▶ SET OF TASKS:
(A) In the piece about the song "Highway Star," why does the writer question the absolute claim that nobody will take the singer's car? Answer in one to three sentences.
(B) According to the piece about the song "Highway Star," on which note does the intro drone?
(C) Continue the piece about the song "Highway Star" from its final sentence.

▶ STUDY TEXT:
______________________________
I think the day I realized how truly disgusted I was with them was on the usual drive home when in an unusual circumstance, I had the radio on. After fast food commercials and an annoying DJ paddling on in the usual bullshit fashion, I was treated to Purp's "Highway Star."

And if you've never heard that song, let me say this, the intro is incredible. Droning on the G, more instrumental ingredients are added to the stew little by little, making the build up fantastic, until finally, in an explosion of greatness, you hear BUM! BUUUMMM! And then, the words. a furious voice singing, "Nobody gonna..."

It's the ultimate protest song! A mix of poor grammar and adolescent fury. Attach those words to any sentence, and the world will truly know you are not a force to be fucked with. This man could say so many things right now. He could go enviromental, "Nobody gonna rape my world," Stoke the social relations button, "Nobody gonna oppress me," or just nuzzle at the testosterone meat of his fellow man, "Nobody gonna keep me down." Anything would be fantastic.

Anything, but what we ended up getting. "Nobody gonna take my car."

A car? A fucking automobile? That's what all that build up was about? I feel swindled. My heart rate was spiking, and I had fists clenched ready to take on all comers, and it turns out you're just bragging about your ride.

And I love cars, I really do. There's always been a special place in my heart for every auto I've driven, even the old clunkers that could barely make it up a hill. I appreciate my ability to be mobilized by internal combustion. But singing a song similar to a war anthem to any of them just feels weird. Nobody gonna take my car? Hold a gun to my head, you'd be surprised how quickly you can have it. And why the absolutes? Isn't part of having a car to facilitate finding a woman? Hell, a woman is being sung about in the very next set of verses, so it's clear that it's part of the equation. What happens when you start a family, and suddenly the aforementioned beast on four wheels can't accommodate a baby seat? Seems to me someone's gonna be taking your car very soon. In fact, you'll probably be giving the thing away, otherwise you're sleeping on the couch buster.

Granted, I'm not a car song guy in general, but there are better marks out there that represent the genre better. Queen sang "I'm in love with my car." I can live with that. It's strange of course, but at least it's passionate. This just feels braggy, and in a song with such a furious groove, braggy offends.
______________________________
Dataset items
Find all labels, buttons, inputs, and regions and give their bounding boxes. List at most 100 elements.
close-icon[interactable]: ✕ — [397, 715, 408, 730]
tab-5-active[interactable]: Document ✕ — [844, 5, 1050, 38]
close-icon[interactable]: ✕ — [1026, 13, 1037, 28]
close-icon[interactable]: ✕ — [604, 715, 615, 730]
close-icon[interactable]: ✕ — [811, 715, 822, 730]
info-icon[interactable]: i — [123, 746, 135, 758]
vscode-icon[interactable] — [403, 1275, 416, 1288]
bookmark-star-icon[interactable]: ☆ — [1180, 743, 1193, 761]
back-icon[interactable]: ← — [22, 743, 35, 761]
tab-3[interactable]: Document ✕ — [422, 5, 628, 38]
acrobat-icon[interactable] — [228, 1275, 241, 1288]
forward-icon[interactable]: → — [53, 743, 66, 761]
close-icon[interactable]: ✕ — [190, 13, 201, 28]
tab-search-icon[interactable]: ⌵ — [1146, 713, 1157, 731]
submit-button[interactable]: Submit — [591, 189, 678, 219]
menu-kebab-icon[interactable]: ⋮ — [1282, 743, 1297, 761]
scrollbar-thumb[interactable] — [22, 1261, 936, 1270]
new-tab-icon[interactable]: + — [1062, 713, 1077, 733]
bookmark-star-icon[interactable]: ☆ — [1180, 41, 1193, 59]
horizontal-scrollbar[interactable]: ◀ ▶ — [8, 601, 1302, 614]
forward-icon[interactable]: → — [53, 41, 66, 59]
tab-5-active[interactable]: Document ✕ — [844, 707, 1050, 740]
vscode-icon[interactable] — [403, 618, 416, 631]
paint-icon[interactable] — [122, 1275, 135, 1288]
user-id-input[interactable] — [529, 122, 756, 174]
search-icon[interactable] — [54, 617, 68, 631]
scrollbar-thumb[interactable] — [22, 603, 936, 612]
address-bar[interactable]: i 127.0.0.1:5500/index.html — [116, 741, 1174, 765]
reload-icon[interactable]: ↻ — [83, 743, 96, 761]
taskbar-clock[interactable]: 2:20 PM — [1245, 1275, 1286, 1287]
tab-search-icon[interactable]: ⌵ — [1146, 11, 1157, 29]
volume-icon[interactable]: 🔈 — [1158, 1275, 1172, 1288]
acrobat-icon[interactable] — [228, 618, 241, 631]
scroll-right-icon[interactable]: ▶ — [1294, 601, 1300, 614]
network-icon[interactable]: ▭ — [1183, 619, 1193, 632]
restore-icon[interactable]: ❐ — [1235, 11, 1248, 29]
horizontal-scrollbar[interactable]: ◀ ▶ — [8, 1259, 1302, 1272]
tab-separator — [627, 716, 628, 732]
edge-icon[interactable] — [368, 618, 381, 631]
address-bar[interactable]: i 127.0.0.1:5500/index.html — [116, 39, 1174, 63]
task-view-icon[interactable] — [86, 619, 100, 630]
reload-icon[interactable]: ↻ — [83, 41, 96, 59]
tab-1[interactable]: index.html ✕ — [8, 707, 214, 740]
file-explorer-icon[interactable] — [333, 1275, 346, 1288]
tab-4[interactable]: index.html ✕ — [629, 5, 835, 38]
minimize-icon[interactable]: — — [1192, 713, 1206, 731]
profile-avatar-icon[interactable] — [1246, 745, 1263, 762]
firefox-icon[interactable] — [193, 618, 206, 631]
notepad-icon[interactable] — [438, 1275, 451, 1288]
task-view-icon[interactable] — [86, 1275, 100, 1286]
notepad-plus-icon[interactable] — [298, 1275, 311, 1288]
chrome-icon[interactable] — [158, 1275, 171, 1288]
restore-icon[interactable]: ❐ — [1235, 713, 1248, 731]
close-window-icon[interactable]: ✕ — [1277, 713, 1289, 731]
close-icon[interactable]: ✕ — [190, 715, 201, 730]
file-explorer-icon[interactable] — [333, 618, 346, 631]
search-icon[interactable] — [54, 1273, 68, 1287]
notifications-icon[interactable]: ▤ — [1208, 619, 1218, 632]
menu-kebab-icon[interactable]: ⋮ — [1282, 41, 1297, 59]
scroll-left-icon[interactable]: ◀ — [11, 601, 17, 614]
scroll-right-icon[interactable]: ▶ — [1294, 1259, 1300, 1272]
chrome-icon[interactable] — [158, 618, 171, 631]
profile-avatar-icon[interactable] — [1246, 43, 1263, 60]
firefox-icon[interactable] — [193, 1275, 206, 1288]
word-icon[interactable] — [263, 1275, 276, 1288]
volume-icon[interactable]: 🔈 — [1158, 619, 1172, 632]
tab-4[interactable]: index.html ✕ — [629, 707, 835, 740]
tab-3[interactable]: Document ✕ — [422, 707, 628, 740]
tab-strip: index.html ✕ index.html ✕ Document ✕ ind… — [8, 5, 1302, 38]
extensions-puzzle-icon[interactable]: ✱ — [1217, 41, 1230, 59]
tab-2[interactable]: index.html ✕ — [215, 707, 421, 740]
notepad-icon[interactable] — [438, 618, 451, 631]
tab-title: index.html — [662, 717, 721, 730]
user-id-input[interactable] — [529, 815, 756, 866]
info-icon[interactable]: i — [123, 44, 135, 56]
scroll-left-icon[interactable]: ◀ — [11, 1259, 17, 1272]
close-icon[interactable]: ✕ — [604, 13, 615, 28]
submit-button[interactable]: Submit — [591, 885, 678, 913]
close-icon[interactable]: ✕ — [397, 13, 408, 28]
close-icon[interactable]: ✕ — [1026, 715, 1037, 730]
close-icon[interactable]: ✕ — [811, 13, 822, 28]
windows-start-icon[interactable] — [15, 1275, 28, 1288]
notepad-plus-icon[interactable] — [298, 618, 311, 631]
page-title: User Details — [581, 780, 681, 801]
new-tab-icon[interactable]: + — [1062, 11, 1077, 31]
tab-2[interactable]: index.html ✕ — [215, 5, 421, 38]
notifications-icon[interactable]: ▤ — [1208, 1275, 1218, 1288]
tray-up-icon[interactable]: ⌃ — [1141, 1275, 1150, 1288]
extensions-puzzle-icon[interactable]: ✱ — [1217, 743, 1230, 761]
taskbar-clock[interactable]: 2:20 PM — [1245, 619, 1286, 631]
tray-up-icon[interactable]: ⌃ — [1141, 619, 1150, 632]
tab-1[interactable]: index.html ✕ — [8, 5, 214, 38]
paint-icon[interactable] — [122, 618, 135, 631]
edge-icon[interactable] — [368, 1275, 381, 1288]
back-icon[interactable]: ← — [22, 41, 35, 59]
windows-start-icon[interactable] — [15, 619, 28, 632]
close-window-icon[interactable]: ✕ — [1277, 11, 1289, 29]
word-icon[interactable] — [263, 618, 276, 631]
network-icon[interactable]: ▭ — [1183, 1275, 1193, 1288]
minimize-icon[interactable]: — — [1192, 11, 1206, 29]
______________________________
▶ EXERCISE RESULTS:
(A) The writer notes that part of having a car is to help find a woman, and a woman appears in the song's very next verses. Once a family arrives and the car cannot hold a baby seat, someone will soon take the car, or the owner will probably give it away.

(B) The intro drones on the G.

(C)
The song doesn't improve in the remaining verses. He hypes up the car, then talks about his chick and how well he bangs her. Then suddenly, his mind becomes an impenetrable fortress that is unattainable to us mere mortals, because he achieved a state of zen via speed. Considering everything you've just told me, you really expect me to believe your mind is that deep?


From that day forth, I swore off the Purp. I couldn't do it anymore. Listening to their stuff felt like bedding a beautiful woman with a well groomed mustache. Look past it all you want, but it's there, waiting to remind you of it's existence every time you kiss. And what's sad is there was potential for improvement. If you ever dabbled in the self titled album of theirs, you'd hear some well constructed verses. Not magnificent poetry by any means, but tunes like "April" or "Bird Has Flown" were at least solid attempts. And such things could be forgiven on a first attempt. Hell, it could only get better right?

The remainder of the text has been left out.